# RECORDS SHOWN start
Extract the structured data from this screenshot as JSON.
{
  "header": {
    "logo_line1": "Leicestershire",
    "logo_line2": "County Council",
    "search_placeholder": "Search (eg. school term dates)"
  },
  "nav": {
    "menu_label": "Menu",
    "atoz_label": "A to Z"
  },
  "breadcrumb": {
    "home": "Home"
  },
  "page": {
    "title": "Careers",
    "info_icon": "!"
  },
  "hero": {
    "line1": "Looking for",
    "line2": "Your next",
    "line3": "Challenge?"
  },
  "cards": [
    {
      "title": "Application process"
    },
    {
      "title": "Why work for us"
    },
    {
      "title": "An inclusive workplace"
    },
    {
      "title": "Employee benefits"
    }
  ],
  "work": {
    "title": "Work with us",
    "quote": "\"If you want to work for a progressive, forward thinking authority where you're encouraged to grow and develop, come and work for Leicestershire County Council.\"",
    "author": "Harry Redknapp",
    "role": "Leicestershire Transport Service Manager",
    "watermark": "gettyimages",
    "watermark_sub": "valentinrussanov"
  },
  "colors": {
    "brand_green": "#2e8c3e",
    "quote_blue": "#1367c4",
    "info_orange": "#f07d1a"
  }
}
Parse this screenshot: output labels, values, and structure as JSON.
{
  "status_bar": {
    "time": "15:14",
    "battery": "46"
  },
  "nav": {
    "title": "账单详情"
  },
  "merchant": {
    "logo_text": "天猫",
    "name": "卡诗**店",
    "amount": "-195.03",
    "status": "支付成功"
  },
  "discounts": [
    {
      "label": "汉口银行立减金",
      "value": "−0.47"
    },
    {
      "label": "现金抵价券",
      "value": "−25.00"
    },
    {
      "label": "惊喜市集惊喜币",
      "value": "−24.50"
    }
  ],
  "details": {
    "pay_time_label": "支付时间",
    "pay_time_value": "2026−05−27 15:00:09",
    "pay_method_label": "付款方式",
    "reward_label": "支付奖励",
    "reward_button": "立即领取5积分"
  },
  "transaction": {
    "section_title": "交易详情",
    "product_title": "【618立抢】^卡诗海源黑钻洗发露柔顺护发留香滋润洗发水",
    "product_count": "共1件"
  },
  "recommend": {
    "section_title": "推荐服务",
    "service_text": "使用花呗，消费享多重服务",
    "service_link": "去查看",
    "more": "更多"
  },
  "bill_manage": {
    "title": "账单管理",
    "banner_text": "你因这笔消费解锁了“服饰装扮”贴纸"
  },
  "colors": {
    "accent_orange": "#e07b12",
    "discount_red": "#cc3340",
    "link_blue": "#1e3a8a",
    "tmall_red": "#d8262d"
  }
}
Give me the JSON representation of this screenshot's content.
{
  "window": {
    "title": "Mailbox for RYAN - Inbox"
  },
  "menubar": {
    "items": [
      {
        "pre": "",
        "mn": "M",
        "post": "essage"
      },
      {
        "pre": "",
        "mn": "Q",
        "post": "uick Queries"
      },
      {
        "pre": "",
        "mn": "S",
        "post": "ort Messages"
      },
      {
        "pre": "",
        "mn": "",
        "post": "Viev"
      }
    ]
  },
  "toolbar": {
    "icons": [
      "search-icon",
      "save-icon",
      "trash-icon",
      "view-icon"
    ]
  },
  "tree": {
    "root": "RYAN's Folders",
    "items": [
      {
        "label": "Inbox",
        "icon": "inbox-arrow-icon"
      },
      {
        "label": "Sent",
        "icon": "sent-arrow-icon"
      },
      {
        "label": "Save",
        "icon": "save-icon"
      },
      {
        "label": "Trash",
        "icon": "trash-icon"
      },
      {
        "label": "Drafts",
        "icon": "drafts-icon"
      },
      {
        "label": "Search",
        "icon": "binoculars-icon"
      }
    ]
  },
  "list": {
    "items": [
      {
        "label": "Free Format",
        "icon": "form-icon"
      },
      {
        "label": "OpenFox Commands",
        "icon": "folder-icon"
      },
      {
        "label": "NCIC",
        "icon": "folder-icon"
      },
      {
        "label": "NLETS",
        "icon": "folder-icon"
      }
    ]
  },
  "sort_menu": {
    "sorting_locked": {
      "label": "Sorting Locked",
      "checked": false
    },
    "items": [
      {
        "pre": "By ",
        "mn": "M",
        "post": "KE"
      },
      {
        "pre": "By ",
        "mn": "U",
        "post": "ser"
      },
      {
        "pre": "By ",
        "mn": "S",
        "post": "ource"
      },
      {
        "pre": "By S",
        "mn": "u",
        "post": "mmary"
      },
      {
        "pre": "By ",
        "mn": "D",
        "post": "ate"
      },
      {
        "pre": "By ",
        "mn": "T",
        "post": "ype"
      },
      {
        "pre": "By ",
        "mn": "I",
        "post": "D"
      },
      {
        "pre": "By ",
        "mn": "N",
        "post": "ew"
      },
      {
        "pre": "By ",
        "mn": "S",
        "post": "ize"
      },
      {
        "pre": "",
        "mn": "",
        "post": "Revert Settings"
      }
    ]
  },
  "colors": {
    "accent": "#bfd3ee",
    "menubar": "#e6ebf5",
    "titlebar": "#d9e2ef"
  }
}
# RECORDS SHOWN end
● WHAT IS EXPECTED
Exactly reproduce every line of the records.

● TASK OUTPUT
Extract the structured data from this screenshot as JSON.
{
  "header": {
    "logo_line1": "Leicestershire",
    "logo_line2": "County Council",
    "search_placeholder": "Search (eg. school term dates)"
  },
  "nav": {
    "menu_label": "Menu",
    "atoz_label": "A to Z"
  },
  "breadcrumb": {
    "home": "Home"
  },
  "page": {
    "title": "Careers",
    "info_icon": "!"
  },
  "hero": {
    "line1": "Looking for",
    "line2": "Your next",
    "line3": "Challenge?"
  },
  "cards": [
    {
      "title": "Application process"
    },
    {
      "title": "Why work for us"
    },
    {
      "title": "An inclusive workplace"
    },
    {
      "title": "Employee benefits"
    }
  ],
  "work": {
    "title": "Work with us",
    "quote": "\"If you want to work for a progressive, forward thinking authority where you're encouraged to grow and develop, come and work for Leicestershire County Council.\"",
    "author": "Harry Redknapp",
    "role": "Leicestershire Transport Service Manager",
    "watermark": "gettyimages",
    "watermark_sub": "valentinrussanov"
  },
  "colors": {
    "brand_green": "#2e8c3e",
    "quote_blue": "#1367c4",
    "info_orange": "#f07d1a"
  }
}
Parse this screenshot: output labels, values, and structure as JSON.
{
  "status_bar": {
    "time": "15:14",
    "battery": "46"
  },
  "nav": {
    "title": "账单详情"
  },
  "merchant": {
    "logo_text": "天猫",
    "name": "卡诗**店",
    "amount": "-195.03",
    "status": "支付成功"
  },
  "discounts": [
    {
      "label": "汉口银行立减金",
      "value": "−0.47"
    },
    {
      "label": "现金抵价券",
      "value": "−25.00"
    },
    {
      "label": "惊喜市集惊喜币",
      "value": "−24.50"
    }
  ],
  "details": {
    "pay_time_label": "支付时间",
    "pay_time_value": "2026−05−27 15:00:09",
    "pay_method_label": "付款方式",
    "reward_label": "支付奖励",
    "reward_button": "立即领取5积分"
  },
  "transaction": {
    "section_title": "交易详情",
    "product_title": "【618立抢】^卡诗海源黑钻洗发露柔顺护发留香滋润洗发水",
    "product_count": "共1件"
  },
  "recommend": {
    "section_title": "推荐服务",
    "service_text": "使用花呗，消费享多重服务",
    "service_link": "去查看",
    "more": "更多"
  },
  "bill_manage": {
    "title": "账单管理",
    "banner_text": "你因这笔消费解锁了“服饰装扮”贴纸"
  },
  "colors": {
    "accent_orange": "#e07b12",
    "discount_red": "#cc3340",
    "link_blue": "#1e3a8a",
    "tmall_red": "#d8262d"
  }
}
Give me the JSON representation of this screenshot's content.
{
  "window": {
    "title": "Mailbox for RYAN - Inbox"
  },
  "menubar": {
    "items": [
      {
        "pre": "",
        "mn": "M",
        "post": "essage"
      },
      {
        "pre": "",
        "mn": "Q",
        "post": "uick Queries"
      },
      {
        "pre": "",
        "mn": "S",
        "post": "ort Messages"
      },
      {
        "pre": "",
        "mn": "",
        "post": "Viev"
      }
    ]
  },
  "toolbar": {
    "icons": [
      "search-icon",
      "save-icon",
      "trash-icon",
      "view-icon"
    ]
  },
  "tree": {
    "root": "RYAN's Folders",
    "items": [
      {
        "label": "Inbox",
        "icon": "inbox-arrow-icon"
      },
      {
        "label": "Sent",
        "icon": "sent-arrow-icon"
      },
      {
        "label": "Save",
        "icon": "save-icon"
      },
      {
        "label": "Trash",
        "icon": "trash-icon"
      },
      {
        "label": "Drafts",
        "icon": "drafts-icon"
      },
      {
        "label": "Search",
        "icon": "binoculars-icon"
      }
    ]
  },
  "list": {
    "items": [
      {
        "label": "Free Format",
        "icon": "form-icon"
      },
      {
        "label": "OpenFox Commands",
        "icon": "folder-icon"
      },
      {
        "label": "NCIC",
        "icon": "folder-icon"
      },
      {
        "label": "NLETS",
        "icon": "folder-icon"
      }
    ]
  },
  "sort_menu": {
    "sorting_locked": {
      "label": "Sorting Locked",
      "checked": false
    },
    "items": [
      {
        "pre": "By ",
        "mn": "M",
        "post": "KE"
      },
      {
        "pre": "By ",
        "mn": "U",
        "post": "ser"
      },
      {
        "pre": "By ",
        "mn": "S",
        "post": "ource"
      },
      {
        "pre": "By S",
        "mn": "u",
        "post": "mmary"
      },
      {
        "pre": "By ",
        "mn": "D",
        "post": "ate"
      },
      {
        "pre": "By ",
        "mn": "T",
        "post": "ype"
      },
      {
        "pre": "By ",
        "mn": "I",
        "post": "D"
      },
      {
        "pre": "By ",
        "mn": "N",
        "post": "ew"
      },
      {
        "pre": "By ",
        "mn": "S",
        "post": "ize"
      },
      {
        "pre": "",
        "mn": "",
        "post": "Revert Settings"
      }
    ]
  },
  "colors": {
    "accent": "#bfd3ee",
    "menubar": "#e6ebf5",
    "titlebar": "#d9e2ef"
  }
}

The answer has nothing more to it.